====== SUPPLIED ENTRIES
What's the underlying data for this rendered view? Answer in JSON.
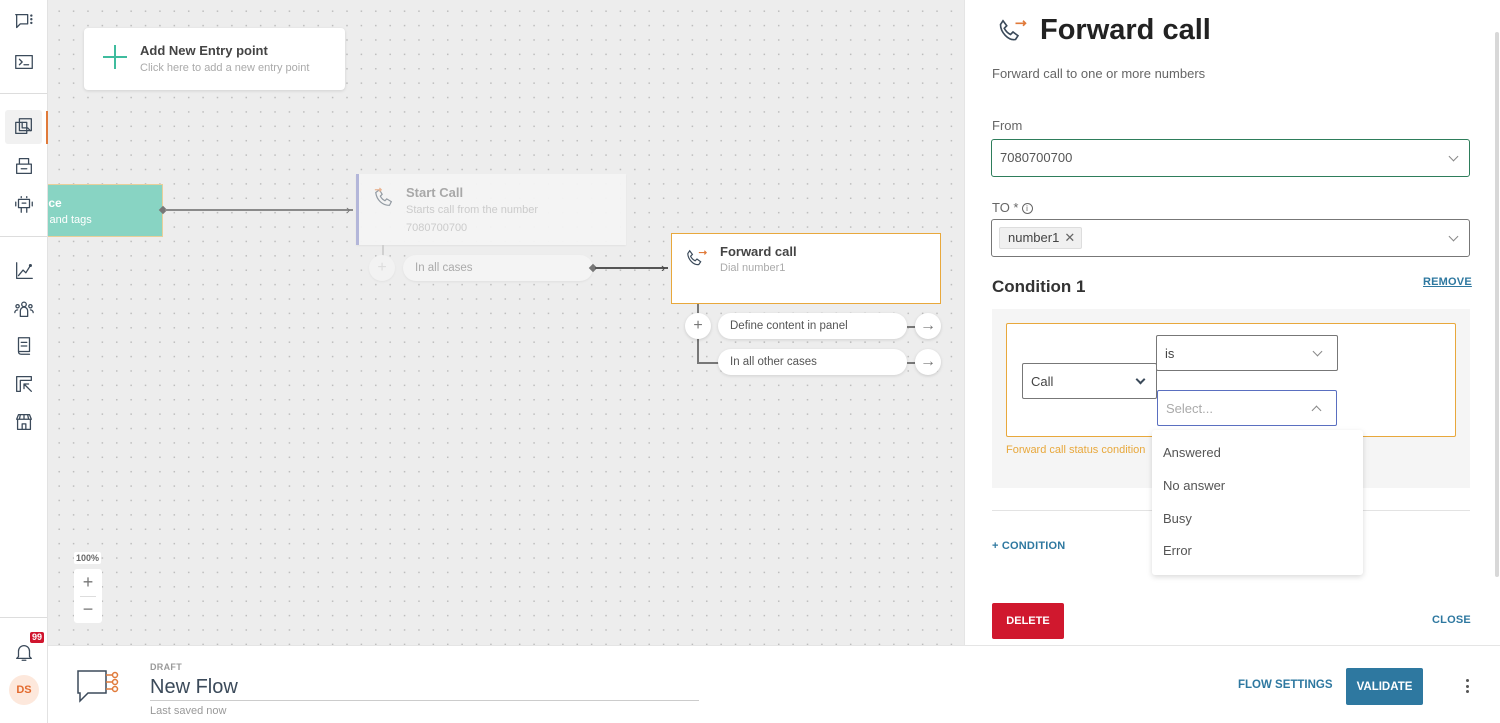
{
  "sidebar": {
    "items": [
      {
        "name": "chat-menu-icon"
      },
      {
        "name": "terminal-icon"
      },
      {
        "name": "flows-icon",
        "active": true
      },
      {
        "name": "inbox-icon"
      },
      {
        "name": "bot-icon"
      },
      {
        "name": "analytics-icon"
      },
      {
        "name": "contacts-icon"
      },
      {
        "name": "docs-icon"
      },
      {
        "name": "integrations-icon"
      },
      {
        "name": "store-icon"
      }
    ],
    "notifications_badge": "99",
    "avatar_initials": "DS",
    "accent_color": "#e07a3a"
  },
  "canvas": {
    "entry_point": {
      "title": "Add New Entry point",
      "subtitle": "Click here to add a new entry point"
    },
    "teal_node": {
      "title": "nce",
      "subtitle": "s and tags"
    },
    "start_call": {
      "title": "Start Call",
      "subtitle": "Starts call from the number",
      "number": "7080700700",
      "branch_label": "In all cases"
    },
    "forward_call": {
      "title": "Forward call",
      "subtitle": "Dial number1",
      "branches": [
        {
          "label": "Define content in panel"
        },
        {
          "label": "In all other cases"
        }
      ]
    },
    "zoom_level": "100%",
    "zoom_in": "+",
    "zoom_out": "−"
  },
  "panel": {
    "title": "Forward call",
    "description": "Forward call to one or more numbers",
    "from_label": "From",
    "from_value": "7080700700",
    "to_label": "TO *",
    "to_chips": [
      "number1"
    ],
    "condition_title": "Condition 1",
    "remove_label": "REMOVE",
    "condition": {
      "field": "Call",
      "operator": "is",
      "value_placeholder": "Select...",
      "warning": "Forward call status condition"
    },
    "dropdown_options": [
      "Answered",
      "No answer",
      "Busy",
      "Error"
    ],
    "add_condition_label": "+ CONDITION",
    "delete_label": "DELETE",
    "close_label": "CLOSE"
  },
  "bottom_bar": {
    "status": "DRAFT",
    "flow_name": "New Flow",
    "saved_text": "Last saved now",
    "flow_settings_label": "FLOW SETTINGS",
    "validate_label": "VALIDATE"
  },
  "colors": {
    "primary": "#2e78a0",
    "danger": "#d0182e",
    "warning": "#e8a83c",
    "teal": "#88d4c3",
    "brand_orange": "#e07a3a"
  }
}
============
TASK STATEMENT:
From the listing above, pick out each line where the word "status" appears.

SOLUTION:
      "warning": "Forward call status condition"
    "status": "DRAFT",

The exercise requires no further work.